▶ [Exercise requirements] Reproduce the full listing below unchanged, apart from the pictures.
-------------------------
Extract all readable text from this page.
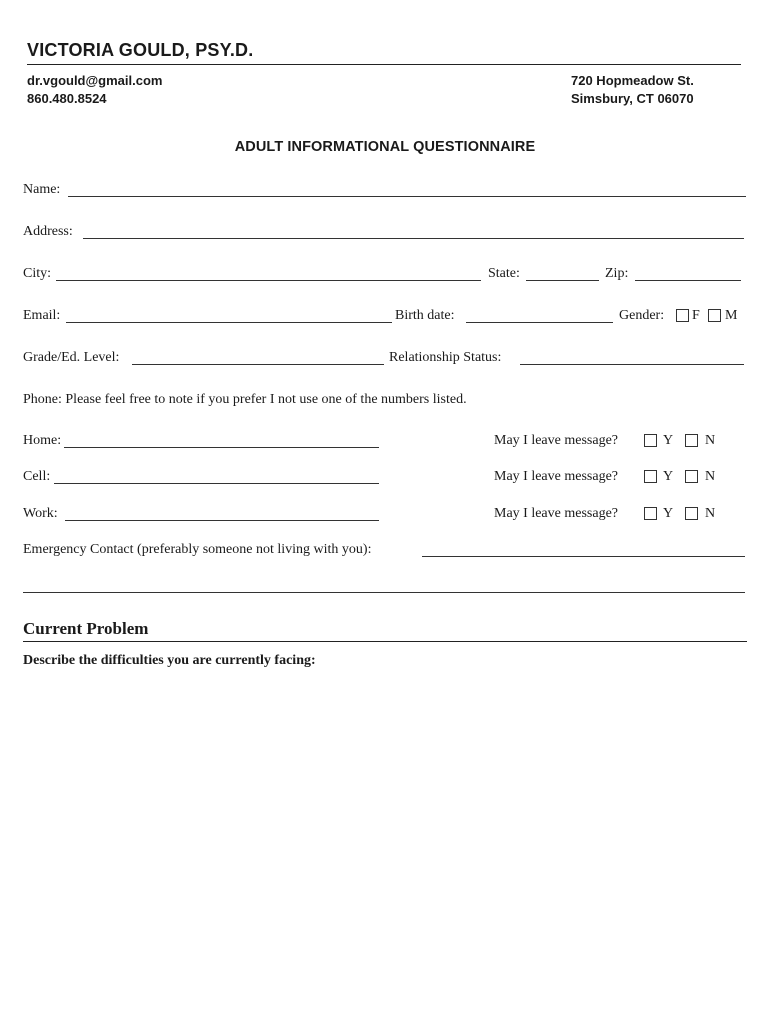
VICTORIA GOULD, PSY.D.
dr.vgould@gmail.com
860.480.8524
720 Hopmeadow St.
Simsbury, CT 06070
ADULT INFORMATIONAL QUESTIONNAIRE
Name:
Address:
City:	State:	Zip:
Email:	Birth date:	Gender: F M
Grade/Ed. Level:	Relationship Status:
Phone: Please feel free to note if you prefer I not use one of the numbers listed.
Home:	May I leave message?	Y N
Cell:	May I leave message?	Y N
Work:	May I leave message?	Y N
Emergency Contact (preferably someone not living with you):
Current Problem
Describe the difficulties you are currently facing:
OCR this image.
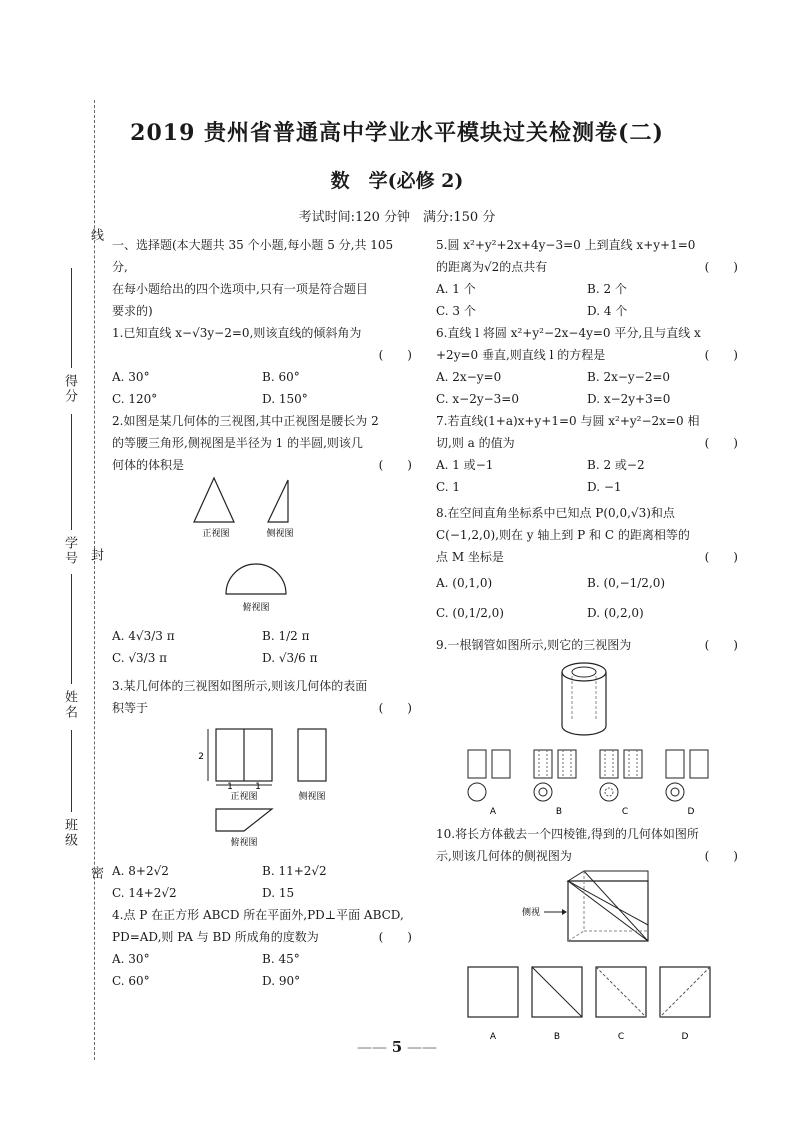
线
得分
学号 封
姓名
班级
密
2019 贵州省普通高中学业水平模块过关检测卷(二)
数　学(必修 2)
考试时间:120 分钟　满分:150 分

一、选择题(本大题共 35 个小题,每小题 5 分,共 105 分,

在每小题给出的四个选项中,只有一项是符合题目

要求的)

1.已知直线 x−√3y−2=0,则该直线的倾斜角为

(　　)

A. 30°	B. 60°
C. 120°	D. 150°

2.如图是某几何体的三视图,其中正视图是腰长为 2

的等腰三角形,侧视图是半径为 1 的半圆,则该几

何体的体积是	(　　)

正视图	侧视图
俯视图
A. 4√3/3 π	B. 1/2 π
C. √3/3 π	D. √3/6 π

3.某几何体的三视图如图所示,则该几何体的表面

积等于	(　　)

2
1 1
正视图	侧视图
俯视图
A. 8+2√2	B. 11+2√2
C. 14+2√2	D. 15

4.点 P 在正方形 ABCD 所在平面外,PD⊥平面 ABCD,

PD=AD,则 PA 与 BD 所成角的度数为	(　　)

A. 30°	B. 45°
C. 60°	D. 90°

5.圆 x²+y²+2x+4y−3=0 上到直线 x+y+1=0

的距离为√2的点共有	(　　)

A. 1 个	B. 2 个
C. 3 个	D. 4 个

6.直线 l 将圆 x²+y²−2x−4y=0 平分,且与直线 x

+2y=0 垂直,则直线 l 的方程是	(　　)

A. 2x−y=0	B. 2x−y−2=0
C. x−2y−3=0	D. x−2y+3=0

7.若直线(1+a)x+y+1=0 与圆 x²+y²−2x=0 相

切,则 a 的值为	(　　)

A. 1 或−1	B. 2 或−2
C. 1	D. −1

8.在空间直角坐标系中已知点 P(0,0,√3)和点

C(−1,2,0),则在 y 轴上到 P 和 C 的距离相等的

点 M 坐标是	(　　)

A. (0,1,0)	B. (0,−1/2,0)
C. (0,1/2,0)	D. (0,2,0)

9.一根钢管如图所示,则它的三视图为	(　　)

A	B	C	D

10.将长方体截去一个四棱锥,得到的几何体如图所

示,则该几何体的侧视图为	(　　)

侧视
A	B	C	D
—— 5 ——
-------------------------
▶ [Correct result]
Extract all readable text from this page.
VICTORIA GOULD, PSY.D.
dr.vgould@gmail.com
860.480.8524
720 Hopmeadow St.
Simsbury, CT 06070
ADULT INFORMATIONAL QUESTIONNAIRE
Name:
Address:
City:	State:	Zip:
Email:	Birth date:	Gender: F M
Grade/Ed. Level:	Relationship Status:
Phone: Please feel free to note if you prefer I not use one of the numbers listed.
Home:	May I leave message?	Y N
Cell:	May I leave message?	Y N
Work:	May I leave message?	Y N
Emergency Contact (preferably someone not living with you):
Current Problem
Describe the difficulties you are currently facing:
OCR this image.
线
得分
学号 封
姓名
班级
密
2019 贵州省普通高中学业水平模块过关检测卷(二)
数　学(必修 2)
考试时间:120 分钟　满分:150 分

一、选择题(本大题共 35 个小题,每小题 5 分,共 105 分,

在每小题给出的四个选项中,只有一项是符合题目

要求的)

1.已知直线 x−√3y−2=0,则该直线的倾斜角为

(　　)

A. 30°	B. 60°
C. 120°	D. 150°

2.如图是某几何体的三视图,其中正视图是腰长为 2

的等腰三角形,侧视图是半径为 1 的半圆,则该几

何体的体积是	(　　)

正视图	侧视图
俯视图
A. 4√3/3 π	B. 1/2 π
C. √3/3 π	D. √3/6 π

3.某几何体的三视图如图所示,则该几何体的表面

积等于	(　　)

2
1 1
正视图	侧视图
俯视图
A. 8+2√2	B. 11+2√2
C. 14+2√2	D. 15

4.点 P 在正方形 ABCD 所在平面外,PD⊥平面 ABCD,

PD=AD,则 PA 与 BD 所成角的度数为	(　　)

A. 30°	B. 45°
C. 60°	D. 90°

5.圆 x²+y²+2x+4y−3=0 上到直线 x+y+1=0

的距离为√2的点共有	(　　)

A. 1 个	B. 2 个
C. 3 个	D. 4 个

6.直线 l 将圆 x²+y²−2x−4y=0 平分,且与直线 x

+2y=0 垂直,则直线 l 的方程是	(　　)

A. 2x−y=0	B. 2x−y−2=0
C. x−2y−3=0	D. x−2y+3=0

7.若直线(1+a)x+y+1=0 与圆 x²+y²−2x=0 相

切,则 a 的值为	(　　)

A. 1 或−1	B. 2 或−2
C. 1	D. −1

8.在空间直角坐标系中已知点 P(0,0,√3)和点

C(−1,2,0),则在 y 轴上到 P 和 C 的距离相等的

点 M 坐标是	(　　)

A. (0,1,0)	B. (0,−1/2,0)
C. (0,1/2,0)	D. (0,2,0)

9.一根钢管如图所示,则它的三视图为	(　　)

A	B	C	D

10.将长方体截去一个四棱锥,得到的几何体如图所

示,则该几何体的侧视图为	(　　)

侧视
A	B	C	D
—— 5 ——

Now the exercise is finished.